● **Material provided**
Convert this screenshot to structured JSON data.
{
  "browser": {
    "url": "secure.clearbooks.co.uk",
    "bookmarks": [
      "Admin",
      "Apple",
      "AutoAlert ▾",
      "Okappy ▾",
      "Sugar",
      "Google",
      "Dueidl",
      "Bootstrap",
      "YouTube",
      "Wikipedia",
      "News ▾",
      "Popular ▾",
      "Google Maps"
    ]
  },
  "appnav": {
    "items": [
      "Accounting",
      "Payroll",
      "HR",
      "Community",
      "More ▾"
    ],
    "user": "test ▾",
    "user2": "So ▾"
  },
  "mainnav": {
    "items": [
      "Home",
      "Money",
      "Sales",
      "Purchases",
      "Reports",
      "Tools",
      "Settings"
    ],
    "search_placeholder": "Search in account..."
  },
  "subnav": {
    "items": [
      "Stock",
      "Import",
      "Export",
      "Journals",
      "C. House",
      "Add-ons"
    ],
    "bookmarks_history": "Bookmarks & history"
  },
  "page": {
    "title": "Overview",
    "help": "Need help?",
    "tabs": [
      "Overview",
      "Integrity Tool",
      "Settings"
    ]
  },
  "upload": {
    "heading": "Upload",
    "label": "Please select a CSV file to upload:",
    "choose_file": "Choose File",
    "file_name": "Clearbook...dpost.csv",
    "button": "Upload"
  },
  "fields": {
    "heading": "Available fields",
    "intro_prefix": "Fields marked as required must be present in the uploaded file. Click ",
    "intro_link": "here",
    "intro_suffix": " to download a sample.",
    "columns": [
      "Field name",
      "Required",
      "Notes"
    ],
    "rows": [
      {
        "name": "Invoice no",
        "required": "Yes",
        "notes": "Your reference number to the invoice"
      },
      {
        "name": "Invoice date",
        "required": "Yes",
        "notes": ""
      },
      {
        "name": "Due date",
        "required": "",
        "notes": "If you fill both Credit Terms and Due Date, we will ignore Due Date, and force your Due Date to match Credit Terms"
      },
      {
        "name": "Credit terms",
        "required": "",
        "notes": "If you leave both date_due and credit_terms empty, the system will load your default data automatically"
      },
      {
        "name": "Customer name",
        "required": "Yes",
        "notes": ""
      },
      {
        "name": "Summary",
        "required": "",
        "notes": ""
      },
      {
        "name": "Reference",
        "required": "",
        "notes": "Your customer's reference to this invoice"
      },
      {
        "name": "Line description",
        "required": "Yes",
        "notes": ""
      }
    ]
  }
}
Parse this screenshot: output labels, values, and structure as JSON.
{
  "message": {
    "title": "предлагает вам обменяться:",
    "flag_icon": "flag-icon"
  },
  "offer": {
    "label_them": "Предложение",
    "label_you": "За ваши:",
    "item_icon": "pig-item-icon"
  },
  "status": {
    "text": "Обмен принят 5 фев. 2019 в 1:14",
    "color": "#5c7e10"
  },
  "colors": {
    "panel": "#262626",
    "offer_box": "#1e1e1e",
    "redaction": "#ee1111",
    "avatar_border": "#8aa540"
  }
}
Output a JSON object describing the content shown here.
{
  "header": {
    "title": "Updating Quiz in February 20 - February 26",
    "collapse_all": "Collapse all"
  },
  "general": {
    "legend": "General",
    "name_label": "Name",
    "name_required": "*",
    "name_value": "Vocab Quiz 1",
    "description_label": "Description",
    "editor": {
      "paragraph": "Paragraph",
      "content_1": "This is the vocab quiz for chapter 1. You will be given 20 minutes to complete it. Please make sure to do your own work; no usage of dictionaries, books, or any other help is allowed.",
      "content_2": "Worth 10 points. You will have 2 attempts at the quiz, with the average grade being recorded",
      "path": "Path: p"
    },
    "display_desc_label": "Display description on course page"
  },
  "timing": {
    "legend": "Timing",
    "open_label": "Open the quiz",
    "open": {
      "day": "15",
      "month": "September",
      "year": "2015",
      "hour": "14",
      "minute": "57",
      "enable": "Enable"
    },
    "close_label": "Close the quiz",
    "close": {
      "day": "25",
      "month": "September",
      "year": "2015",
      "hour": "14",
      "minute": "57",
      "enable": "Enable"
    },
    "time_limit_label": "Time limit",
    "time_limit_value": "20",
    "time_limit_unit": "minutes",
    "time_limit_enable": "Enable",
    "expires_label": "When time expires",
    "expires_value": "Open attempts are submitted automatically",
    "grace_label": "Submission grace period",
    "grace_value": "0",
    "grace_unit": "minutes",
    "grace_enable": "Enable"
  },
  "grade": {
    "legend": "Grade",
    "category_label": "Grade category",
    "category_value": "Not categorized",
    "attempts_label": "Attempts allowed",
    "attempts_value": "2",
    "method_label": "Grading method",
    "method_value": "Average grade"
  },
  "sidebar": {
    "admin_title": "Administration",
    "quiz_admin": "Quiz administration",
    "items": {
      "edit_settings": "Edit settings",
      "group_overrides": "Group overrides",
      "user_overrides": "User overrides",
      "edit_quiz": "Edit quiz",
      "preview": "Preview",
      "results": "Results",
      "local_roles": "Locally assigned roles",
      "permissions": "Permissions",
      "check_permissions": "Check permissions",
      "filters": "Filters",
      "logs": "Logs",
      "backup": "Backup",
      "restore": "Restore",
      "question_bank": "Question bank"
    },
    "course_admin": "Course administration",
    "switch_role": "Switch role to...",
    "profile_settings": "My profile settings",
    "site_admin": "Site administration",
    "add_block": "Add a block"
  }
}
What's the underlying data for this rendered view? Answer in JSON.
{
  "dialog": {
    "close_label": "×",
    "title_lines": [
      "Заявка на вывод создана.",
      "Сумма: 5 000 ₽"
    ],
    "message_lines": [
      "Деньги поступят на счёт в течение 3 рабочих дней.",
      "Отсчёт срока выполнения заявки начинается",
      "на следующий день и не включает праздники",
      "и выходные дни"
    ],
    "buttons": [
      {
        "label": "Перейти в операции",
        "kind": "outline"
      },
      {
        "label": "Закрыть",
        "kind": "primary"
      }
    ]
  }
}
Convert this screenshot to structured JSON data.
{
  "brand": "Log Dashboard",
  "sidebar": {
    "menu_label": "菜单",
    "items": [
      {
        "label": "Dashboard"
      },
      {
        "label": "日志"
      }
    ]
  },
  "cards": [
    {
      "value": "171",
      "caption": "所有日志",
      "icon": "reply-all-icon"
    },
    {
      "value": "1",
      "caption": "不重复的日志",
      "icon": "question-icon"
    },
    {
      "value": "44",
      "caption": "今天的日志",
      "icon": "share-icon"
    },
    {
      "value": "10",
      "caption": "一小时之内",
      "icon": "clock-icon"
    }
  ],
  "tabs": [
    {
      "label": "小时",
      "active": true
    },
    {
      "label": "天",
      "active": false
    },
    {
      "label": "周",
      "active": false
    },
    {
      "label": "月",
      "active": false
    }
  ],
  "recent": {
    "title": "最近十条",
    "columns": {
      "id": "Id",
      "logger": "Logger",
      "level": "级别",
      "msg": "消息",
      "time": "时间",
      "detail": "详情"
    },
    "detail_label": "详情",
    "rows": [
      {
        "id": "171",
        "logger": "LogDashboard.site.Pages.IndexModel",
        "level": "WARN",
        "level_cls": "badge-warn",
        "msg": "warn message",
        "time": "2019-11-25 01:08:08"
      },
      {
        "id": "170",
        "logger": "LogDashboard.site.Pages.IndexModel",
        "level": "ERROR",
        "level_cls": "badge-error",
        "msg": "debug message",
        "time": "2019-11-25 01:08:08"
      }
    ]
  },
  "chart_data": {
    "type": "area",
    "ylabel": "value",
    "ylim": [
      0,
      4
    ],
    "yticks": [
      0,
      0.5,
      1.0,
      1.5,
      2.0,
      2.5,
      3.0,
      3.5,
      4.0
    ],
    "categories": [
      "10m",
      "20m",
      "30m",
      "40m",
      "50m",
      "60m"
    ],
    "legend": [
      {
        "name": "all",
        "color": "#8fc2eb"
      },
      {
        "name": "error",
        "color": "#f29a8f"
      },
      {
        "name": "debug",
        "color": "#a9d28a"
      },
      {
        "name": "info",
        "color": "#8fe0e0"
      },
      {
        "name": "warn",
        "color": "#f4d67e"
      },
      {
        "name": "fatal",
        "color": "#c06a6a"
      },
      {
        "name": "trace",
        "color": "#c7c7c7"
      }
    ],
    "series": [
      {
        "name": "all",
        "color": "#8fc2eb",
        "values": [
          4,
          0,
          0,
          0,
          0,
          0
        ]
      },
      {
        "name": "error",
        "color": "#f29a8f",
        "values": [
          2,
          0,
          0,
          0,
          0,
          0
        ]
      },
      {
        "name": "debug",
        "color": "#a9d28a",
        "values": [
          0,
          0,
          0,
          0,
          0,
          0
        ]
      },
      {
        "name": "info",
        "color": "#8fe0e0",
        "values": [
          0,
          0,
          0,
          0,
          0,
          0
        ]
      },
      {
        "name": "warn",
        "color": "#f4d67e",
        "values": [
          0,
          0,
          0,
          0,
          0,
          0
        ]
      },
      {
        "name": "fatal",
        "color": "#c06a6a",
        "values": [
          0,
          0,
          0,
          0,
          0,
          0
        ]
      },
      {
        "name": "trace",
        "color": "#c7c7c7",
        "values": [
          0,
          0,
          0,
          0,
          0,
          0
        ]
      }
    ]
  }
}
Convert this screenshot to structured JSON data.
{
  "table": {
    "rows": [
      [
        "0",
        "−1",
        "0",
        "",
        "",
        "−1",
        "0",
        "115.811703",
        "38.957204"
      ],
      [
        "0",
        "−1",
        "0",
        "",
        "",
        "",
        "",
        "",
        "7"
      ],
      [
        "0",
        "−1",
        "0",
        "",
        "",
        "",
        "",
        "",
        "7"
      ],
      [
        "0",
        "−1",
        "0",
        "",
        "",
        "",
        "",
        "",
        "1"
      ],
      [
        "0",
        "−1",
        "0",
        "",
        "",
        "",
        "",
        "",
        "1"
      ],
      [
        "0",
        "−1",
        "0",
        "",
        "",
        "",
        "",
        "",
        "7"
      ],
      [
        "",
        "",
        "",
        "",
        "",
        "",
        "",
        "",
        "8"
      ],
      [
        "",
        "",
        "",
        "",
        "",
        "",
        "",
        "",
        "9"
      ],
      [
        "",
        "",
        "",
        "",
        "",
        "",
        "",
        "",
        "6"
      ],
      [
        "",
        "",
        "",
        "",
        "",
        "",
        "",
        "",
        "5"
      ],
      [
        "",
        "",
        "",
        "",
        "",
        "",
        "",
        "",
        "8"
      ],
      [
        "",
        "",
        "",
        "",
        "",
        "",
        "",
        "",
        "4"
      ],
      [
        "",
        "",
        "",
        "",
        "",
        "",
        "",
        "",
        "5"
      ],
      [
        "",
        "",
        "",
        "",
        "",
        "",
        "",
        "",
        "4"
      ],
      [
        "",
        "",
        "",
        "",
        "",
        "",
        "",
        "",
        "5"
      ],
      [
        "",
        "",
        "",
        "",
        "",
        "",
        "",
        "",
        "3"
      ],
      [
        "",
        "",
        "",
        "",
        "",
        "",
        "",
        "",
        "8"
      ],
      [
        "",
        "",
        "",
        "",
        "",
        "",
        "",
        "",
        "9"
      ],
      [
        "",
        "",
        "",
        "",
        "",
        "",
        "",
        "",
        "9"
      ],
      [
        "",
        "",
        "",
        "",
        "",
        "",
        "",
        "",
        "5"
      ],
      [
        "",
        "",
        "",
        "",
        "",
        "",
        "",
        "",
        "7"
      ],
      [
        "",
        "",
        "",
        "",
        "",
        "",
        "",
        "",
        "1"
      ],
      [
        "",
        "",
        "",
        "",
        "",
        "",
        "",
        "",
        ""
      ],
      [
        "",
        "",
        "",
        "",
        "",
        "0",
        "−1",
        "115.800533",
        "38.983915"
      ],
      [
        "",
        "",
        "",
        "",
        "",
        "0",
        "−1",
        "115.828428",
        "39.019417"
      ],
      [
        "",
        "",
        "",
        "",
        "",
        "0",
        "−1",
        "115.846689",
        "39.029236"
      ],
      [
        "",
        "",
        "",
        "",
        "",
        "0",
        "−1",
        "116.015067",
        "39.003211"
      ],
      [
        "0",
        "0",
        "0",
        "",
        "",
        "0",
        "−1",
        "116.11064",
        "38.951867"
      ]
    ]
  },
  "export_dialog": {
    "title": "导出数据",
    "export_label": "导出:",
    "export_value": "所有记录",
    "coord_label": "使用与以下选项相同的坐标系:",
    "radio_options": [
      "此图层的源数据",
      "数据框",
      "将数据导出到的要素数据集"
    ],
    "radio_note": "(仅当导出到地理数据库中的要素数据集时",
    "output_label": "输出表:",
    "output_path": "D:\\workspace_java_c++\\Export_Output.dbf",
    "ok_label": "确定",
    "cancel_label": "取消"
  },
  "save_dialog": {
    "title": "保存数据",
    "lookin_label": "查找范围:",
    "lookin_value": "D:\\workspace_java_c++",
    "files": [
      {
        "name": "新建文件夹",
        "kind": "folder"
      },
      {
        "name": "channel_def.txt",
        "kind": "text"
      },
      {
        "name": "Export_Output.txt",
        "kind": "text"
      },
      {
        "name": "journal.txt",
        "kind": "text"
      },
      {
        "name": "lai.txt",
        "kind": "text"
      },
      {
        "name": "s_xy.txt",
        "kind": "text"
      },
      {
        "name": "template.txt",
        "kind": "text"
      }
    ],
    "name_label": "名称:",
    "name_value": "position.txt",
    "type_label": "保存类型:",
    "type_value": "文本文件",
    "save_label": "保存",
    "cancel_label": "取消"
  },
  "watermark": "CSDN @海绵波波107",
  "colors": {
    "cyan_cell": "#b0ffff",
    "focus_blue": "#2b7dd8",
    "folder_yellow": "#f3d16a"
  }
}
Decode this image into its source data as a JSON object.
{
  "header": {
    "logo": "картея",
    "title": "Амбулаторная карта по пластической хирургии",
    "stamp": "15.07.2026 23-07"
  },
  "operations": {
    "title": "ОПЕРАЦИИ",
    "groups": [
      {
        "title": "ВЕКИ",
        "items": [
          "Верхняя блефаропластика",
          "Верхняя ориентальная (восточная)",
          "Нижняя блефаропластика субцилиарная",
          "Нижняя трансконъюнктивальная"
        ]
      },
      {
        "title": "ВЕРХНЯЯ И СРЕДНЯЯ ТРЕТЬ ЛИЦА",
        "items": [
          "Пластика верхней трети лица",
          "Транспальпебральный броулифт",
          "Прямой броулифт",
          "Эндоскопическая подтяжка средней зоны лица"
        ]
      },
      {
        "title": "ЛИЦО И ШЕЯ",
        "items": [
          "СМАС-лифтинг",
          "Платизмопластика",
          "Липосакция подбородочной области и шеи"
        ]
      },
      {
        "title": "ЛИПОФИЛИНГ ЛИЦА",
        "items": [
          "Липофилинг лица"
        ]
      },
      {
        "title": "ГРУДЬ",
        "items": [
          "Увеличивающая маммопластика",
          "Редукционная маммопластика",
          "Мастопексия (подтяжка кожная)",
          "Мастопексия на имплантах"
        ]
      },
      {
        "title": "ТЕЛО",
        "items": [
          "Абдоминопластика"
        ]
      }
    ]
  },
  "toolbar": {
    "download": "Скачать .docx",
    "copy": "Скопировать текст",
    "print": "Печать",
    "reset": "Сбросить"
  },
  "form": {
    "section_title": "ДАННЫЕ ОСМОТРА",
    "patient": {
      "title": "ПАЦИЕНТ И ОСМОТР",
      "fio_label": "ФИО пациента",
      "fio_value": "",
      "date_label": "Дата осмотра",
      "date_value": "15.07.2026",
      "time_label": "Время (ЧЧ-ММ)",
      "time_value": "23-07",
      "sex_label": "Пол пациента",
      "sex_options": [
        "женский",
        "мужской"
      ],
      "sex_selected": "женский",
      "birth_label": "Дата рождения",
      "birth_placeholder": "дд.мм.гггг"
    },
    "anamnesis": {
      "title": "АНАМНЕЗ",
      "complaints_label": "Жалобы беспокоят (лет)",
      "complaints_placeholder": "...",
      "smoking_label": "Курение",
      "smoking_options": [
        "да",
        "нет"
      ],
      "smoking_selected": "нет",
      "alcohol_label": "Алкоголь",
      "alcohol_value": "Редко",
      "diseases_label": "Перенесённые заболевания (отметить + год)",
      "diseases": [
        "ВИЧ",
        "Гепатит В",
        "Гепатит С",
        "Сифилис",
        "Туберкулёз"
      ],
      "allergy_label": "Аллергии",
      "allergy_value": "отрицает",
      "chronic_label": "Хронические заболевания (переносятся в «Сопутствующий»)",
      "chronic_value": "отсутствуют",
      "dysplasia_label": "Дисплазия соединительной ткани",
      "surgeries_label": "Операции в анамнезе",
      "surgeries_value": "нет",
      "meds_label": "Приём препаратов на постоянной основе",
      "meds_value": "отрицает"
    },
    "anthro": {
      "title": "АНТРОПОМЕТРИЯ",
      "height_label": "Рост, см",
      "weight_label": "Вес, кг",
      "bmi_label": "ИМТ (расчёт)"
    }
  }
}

● **What to do**
Of the lines in the material, how many include "both"? Respond with the number alone.

● **The output**
2